Across the data below, how many lines hold "VLANIF"? Answer with that number and nothing else.
>> Begin LISTING
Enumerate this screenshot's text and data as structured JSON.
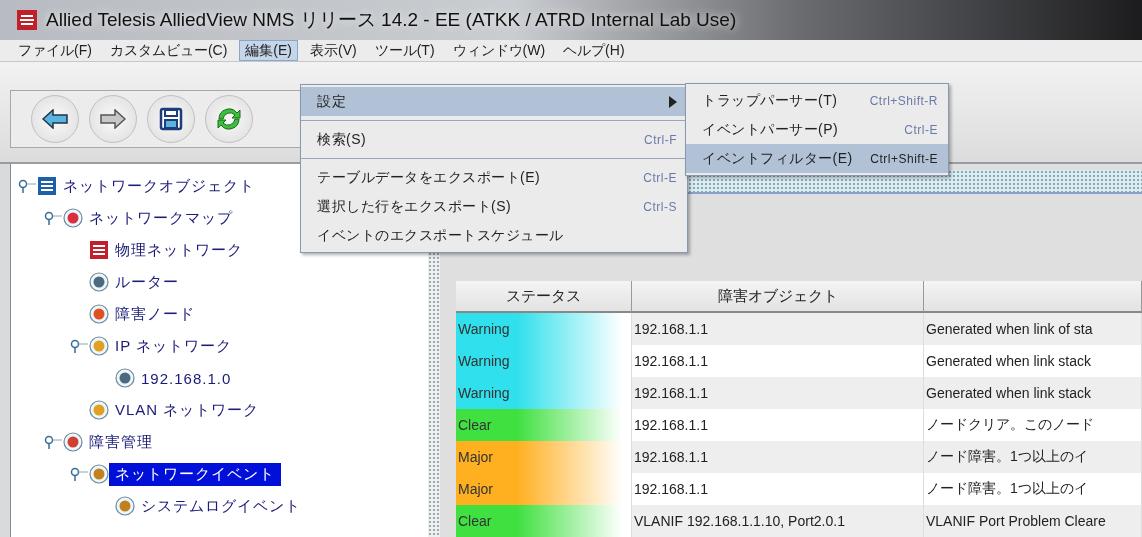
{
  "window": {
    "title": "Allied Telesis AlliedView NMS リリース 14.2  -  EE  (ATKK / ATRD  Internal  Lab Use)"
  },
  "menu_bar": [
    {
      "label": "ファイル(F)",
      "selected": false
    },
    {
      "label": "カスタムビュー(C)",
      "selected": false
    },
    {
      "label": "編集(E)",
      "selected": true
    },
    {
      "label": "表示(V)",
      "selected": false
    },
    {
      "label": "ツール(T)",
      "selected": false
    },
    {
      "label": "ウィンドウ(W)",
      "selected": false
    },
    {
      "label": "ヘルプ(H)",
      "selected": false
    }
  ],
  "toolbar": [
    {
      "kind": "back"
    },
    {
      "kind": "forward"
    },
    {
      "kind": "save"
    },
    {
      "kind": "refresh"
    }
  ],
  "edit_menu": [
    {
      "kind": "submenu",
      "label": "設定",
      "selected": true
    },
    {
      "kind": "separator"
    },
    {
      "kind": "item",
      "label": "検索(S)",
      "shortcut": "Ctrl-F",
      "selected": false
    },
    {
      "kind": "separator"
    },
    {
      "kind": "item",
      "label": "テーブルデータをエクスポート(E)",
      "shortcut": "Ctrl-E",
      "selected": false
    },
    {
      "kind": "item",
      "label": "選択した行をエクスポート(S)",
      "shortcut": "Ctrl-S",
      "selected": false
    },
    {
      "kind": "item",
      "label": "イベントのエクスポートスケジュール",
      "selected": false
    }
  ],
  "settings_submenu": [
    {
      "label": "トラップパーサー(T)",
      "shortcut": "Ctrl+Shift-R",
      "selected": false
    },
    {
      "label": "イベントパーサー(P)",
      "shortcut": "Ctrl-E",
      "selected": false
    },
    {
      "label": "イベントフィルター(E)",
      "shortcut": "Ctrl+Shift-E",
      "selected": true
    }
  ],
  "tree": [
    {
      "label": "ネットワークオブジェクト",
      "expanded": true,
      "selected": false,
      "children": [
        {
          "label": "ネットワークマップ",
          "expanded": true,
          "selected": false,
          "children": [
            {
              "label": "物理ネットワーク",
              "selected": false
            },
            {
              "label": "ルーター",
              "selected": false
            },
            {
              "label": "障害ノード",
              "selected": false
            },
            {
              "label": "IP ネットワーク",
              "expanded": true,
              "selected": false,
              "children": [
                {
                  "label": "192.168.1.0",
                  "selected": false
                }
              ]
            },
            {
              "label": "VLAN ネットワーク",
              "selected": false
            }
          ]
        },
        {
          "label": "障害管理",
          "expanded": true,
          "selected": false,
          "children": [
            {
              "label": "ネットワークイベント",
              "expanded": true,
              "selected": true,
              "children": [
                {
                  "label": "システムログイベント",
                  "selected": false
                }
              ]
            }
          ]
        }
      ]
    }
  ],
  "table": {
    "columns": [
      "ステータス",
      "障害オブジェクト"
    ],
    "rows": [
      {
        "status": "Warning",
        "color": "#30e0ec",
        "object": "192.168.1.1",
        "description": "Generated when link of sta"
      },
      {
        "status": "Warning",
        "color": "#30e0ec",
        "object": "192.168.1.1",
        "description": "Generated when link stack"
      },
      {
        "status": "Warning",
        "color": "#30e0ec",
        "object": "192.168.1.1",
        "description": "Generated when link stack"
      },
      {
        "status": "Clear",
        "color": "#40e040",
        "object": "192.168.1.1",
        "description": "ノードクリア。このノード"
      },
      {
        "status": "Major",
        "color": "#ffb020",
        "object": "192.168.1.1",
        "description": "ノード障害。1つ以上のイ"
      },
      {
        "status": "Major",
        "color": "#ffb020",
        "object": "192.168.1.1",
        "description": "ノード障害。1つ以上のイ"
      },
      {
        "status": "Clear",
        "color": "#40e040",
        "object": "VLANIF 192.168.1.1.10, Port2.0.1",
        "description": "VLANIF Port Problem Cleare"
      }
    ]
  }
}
>> End LISTING
TASK ANSWER:
2